### Records for the task

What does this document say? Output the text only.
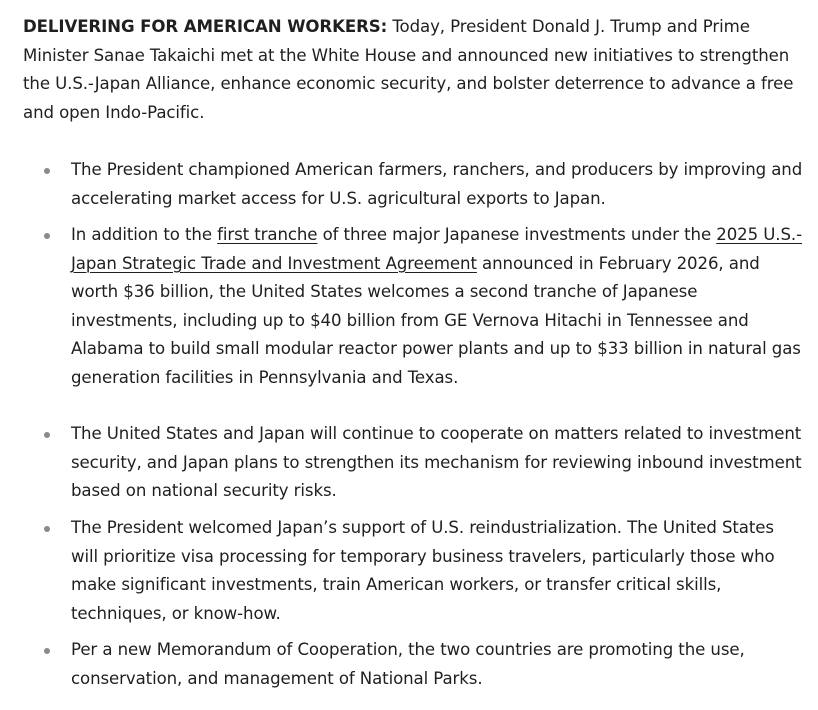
DELIVERING FOR AMERICAN WORKERS: Today, President Donald J. Trump and Prime Minister Sanae Takaichi met at the White House and announced new initiatives to strengthen the U.S.-Japan Alliance, enhance economic security, and bolster deterrence to advance a free and open Indo-Pacific.

The President championed American farmers, ranchers, and producers by improving and accelerating market access for U.S. agricultural exports to Japan.
In addition to the first tranche of three major Japanese investments under the 2025 U.S.-Japan Strategic Trade and Investment Agreement announced in February 2026, and worth $36 billion, the United States welcomes a second tranche of Japanese investments, including up to $40 billion from GE Vernova Hitachi in Tennessee and Alabama to build small modular reactor power plants and up to $33 billion in natural gas generation facilities in Pennsylvania and Texas.
The United States and Japan will continue to cooperate on matters related to investment security, and Japan plans to strengthen its mechanism for reviewing inbound investment based on national security risks.
The President welcomed Japan’s support of U.S. reindustrialization. The United States will prioritize visa processing for temporary business travelers, particularly those who make significant investments, train American workers, or transfer critical skills, techniques, or know-how.
Per a new Memorandum of Cooperation, the two countries are promoting the use, conservation, and management of National Parks.
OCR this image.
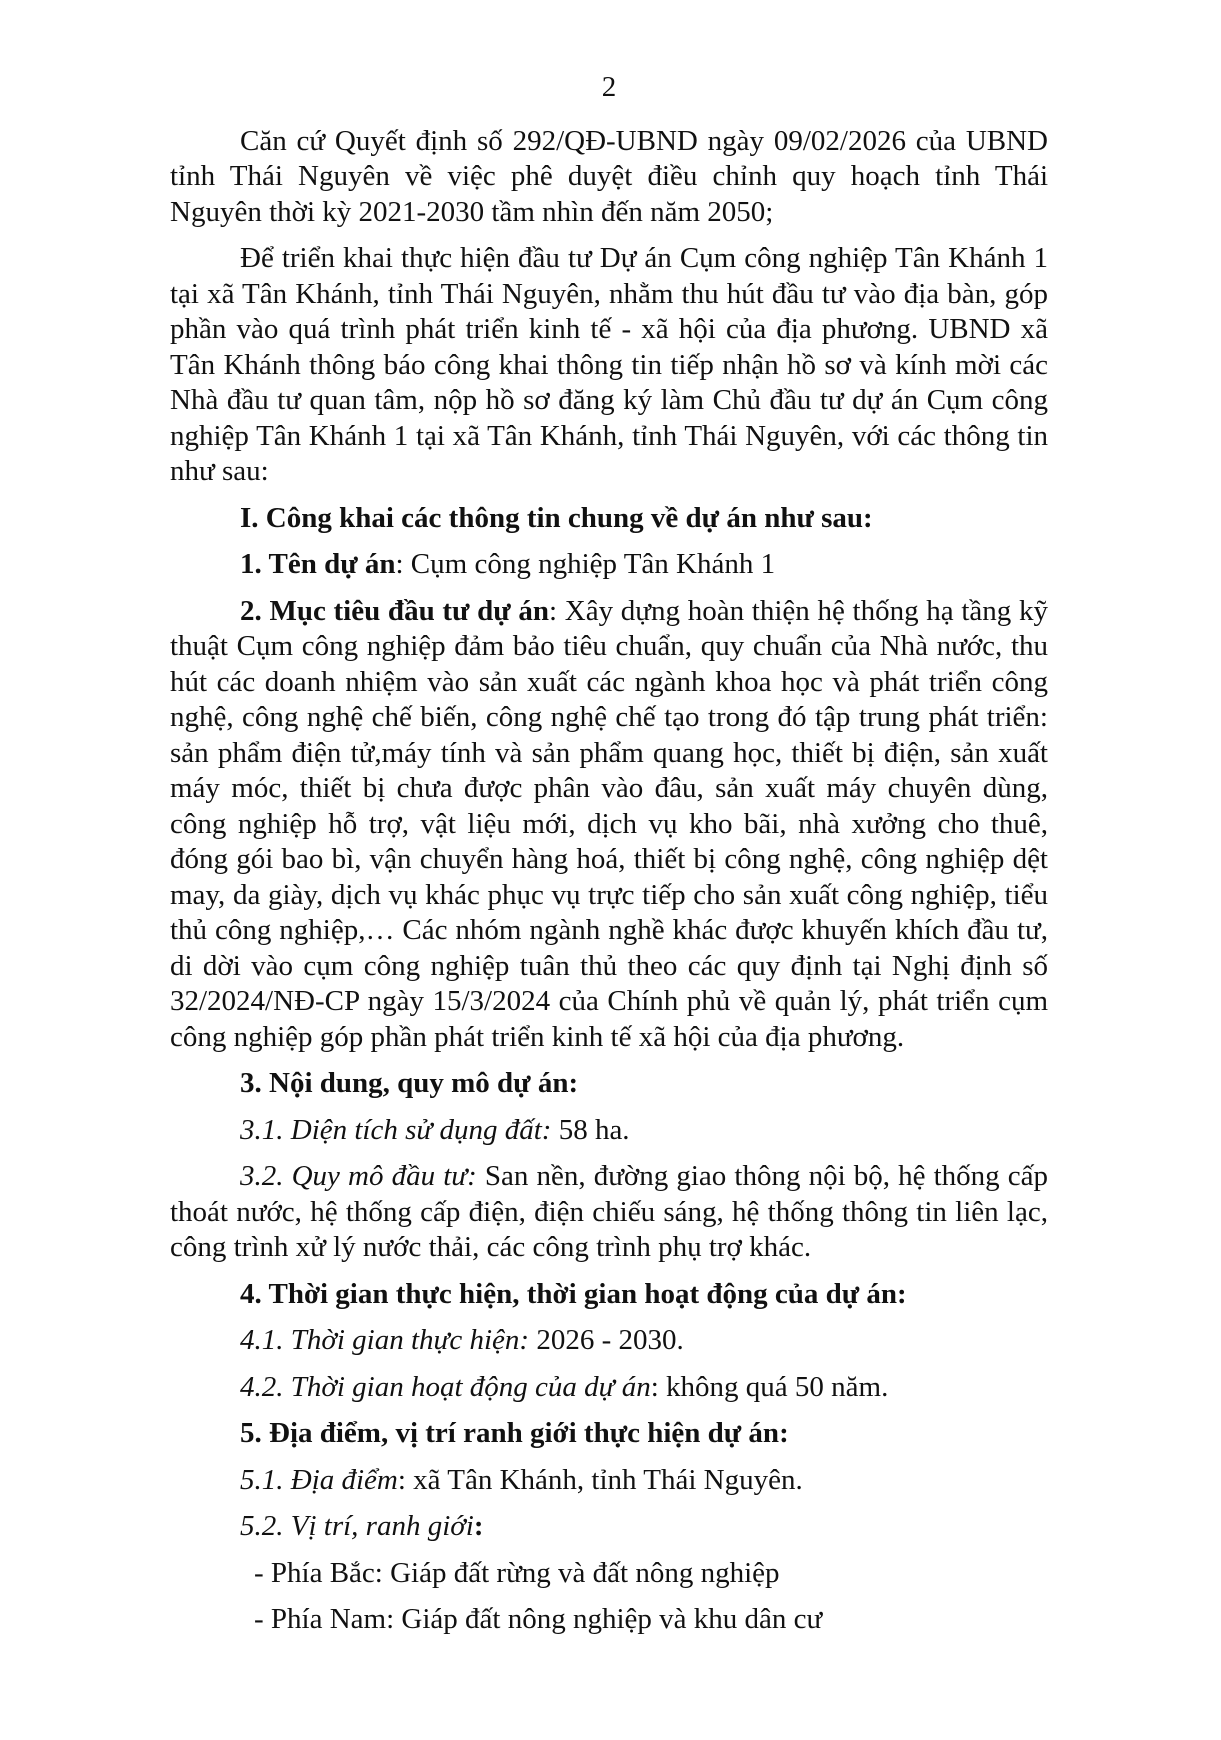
2

Căn cứ Quyết định số 292/QĐ-UBND ngày 09/02/2026 của UBND tỉnh Thái Nguyên về việc phê duyệt điều chỉnh quy hoạch tỉnh Thái Nguyên thời kỳ 2021-2030 tầm nhìn đến năm 2050;

Để triển khai thực hiện đầu tư Dự án Cụm công nghiệp Tân Khánh 1 tại xã Tân Khánh, tỉnh Thái Nguyên, nhằm thu hút đầu tư vào địa bàn, góp phần vào quá trình phát triển kinh tế - xã hội của địa phương. UBND xã Tân Khánh thông báo công khai thông tin tiếp nhận hồ sơ và kính mời các Nhà đầu tư quan tâm, nộp hồ sơ đăng ký làm Chủ đầu tư dự án Cụm công nghiệp Tân Khánh 1 tại xã Tân Khánh, tỉnh Thái Nguyên, với các thông tin như sau:

I. Công khai các thông tin chung về dự án như sau:

1. Tên dự án: Cụm công nghiệp Tân Khánh 1

2. Mục tiêu đầu tư dự án: Xây dựng hoàn thiện hệ thống hạ tầng kỹ thuật Cụm công nghiệp đảm bảo tiêu chuẩn, quy chuẩn của Nhà nước, thu hút các doanh nhiệm vào sản xuất các ngành khoa học và phát triển công nghệ, công nghệ chế biến, công nghệ chế tạo trong đó tập trung phát triển: sản phẩm điện tử,máy tính và sản phẩm quang học, thiết bị điện, sản xuất máy móc, thiết bị chưa được phân vào đâu, sản xuất máy chuyên dùng, công nghiệp hỗ trợ, vật liệu mới, dịch vụ kho bãi, nhà xưởng cho thuê, đóng gói bao bì, vận chuyển hàng hoá, thiết bị công nghệ, công nghiệp dệt may, da giày, dịch vụ khác phục vụ trực tiếp cho sản xuất công nghiệp, tiểu thủ công nghiệp,… Các nhóm ngành nghề khác được khuyến khích đầu tư, di dời vào cụm công nghiệp tuân thủ theo các quy định tại Nghị định số 32/2024/NĐ-CP ngày 15/3/2024 của Chính phủ về quản lý, phát triển cụm công nghiệp góp phần phát triển kinh tế xã hội của địa phương.

3. Nội dung, quy mô dự án:

3.1. Diện tích sử dụng đất: 58 ha.

3.2. Quy mô đầu tư: San nền, đường giao thông nội bộ, hệ thống cấp thoát nước, hệ thống cấp điện, điện chiếu sáng, hệ thống thông tin liên lạc, công trình xử lý nước thải, các công trình phụ trợ khác.

4. Thời gian thực hiện, thời gian hoạt động của dự án:

4.1. Thời gian thực hiện: 2026 - 2030.

4.2. Thời gian hoạt động của dự án: không quá 50 năm.

5. Địa điểm, vị trí ranh giới thực hiện dự án:

5.1. Địa điểm: xã Tân Khánh, tỉnh Thái Nguyên.

5.2. Vị trí, ranh giới:

- Phía Bắc: Giáp đất rừng và đất nông nghiệp

- Phía Nam: Giáp đất nông nghiệp và khu dân cư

######

Copy each line of the records precisely and drop any images they hold.

What does this document say? Output the text only.
DELIVERING FOR AMERICAN WORKERS: Today, President Donald J. Trump and Prime Minister Sanae Takaichi met at the White House and announced new initiatives to strengthen the U.S.-Japan Alliance, enhance economic security, and bolster deterrence to advance a free and open Indo-Pacific.

The President championed American farmers, ranchers, and producers by improving and accelerating market access for U.S. agricultural exports to Japan.
In addition to the first tranche of three major Japanese investments under the 2025 U.S.-Japan Strategic Trade and Investment Agreement announced in February 2026, and worth $36 billion, the United States welcomes a second tranche of Japanese investments, including up to $40 billion from GE Vernova Hitachi in Tennessee and Alabama to build small modular reactor power plants and up to $33 billion in natural gas generation facilities in Pennsylvania and Texas.
The United States and Japan will continue to cooperate on matters related to investment security, and Japan plans to strengthen its mechanism for reviewing inbound investment based on national security risks.
The President welcomed Japan’s support of U.S. reindustrialization. The United States will prioritize visa processing for temporary business travelers, particularly those who make significant investments, train American workers, or transfer critical skills, techniques, or know-how.
Per a new Memorandum of Cooperation, the two countries are promoting the use, conservation, and management of National Parks.
OCR this image.
2

Căn cứ Quyết định số 292/QĐ-UBND ngày 09/02/2026 của UBND tỉnh Thái Nguyên về việc phê duyệt điều chỉnh quy hoạch tỉnh Thái Nguyên thời kỳ 2021-2030 tầm nhìn đến năm 2050;

Để triển khai thực hiện đầu tư Dự án Cụm công nghiệp Tân Khánh 1 tại xã Tân Khánh, tỉnh Thái Nguyên, nhằm thu hút đầu tư vào địa bàn, góp phần vào quá trình phát triển kinh tế - xã hội của địa phương. UBND xã Tân Khánh thông báo công khai thông tin tiếp nhận hồ sơ và kính mời các Nhà đầu tư quan tâm, nộp hồ sơ đăng ký làm Chủ đầu tư dự án Cụm công nghiệp Tân Khánh 1 tại xã Tân Khánh, tỉnh Thái Nguyên, với các thông tin như sau:

I. Công khai các thông tin chung về dự án như sau:

1. Tên dự án: Cụm công nghiệp Tân Khánh 1

2. Mục tiêu đầu tư dự án: Xây dựng hoàn thiện hệ thống hạ tầng kỹ thuật Cụm công nghiệp đảm bảo tiêu chuẩn, quy chuẩn của Nhà nước, thu hút các doanh nhiệm vào sản xuất các ngành khoa học và phát triển công nghệ, công nghệ chế biến, công nghệ chế tạo trong đó tập trung phát triển: sản phẩm điện tử,máy tính và sản phẩm quang học, thiết bị điện, sản xuất máy móc, thiết bị chưa được phân vào đâu, sản xuất máy chuyên dùng, công nghiệp hỗ trợ, vật liệu mới, dịch vụ kho bãi, nhà xưởng cho thuê, đóng gói bao bì, vận chuyển hàng hoá, thiết bị công nghệ, công nghiệp dệt may, da giày, dịch vụ khác phục vụ trực tiếp cho sản xuất công nghiệp, tiểu thủ công nghiệp,… Các nhóm ngành nghề khác được khuyến khích đầu tư, di dời vào cụm công nghiệp tuân thủ theo các quy định tại Nghị định số 32/2024/NĐ-CP ngày 15/3/2024 của Chính phủ về quản lý, phát triển cụm công nghiệp góp phần phát triển kinh tế xã hội của địa phương.

3. Nội dung, quy mô dự án:

3.1. Diện tích sử dụng đất: 58 ha.

3.2. Quy mô đầu tư: San nền, đường giao thông nội bộ, hệ thống cấp thoát nước, hệ thống cấp điện, điện chiếu sáng, hệ thống thông tin liên lạc, công trình xử lý nước thải, các công trình phụ trợ khác.

4. Thời gian thực hiện, thời gian hoạt động của dự án:

4.1. Thời gian thực hiện: 2026 - 2030.

4.2. Thời gian hoạt động của dự án: không quá 50 năm.

5. Địa điểm, vị trí ranh giới thực hiện dự án:

5.1. Địa điểm: xã Tân Khánh, tỉnh Thái Nguyên.

5.2. Vị trí, ranh giới:

- Phía Bắc: Giáp đất rừng và đất nông nghiệp

- Phía Nam: Giáp đất nông nghiệp và khu dân cư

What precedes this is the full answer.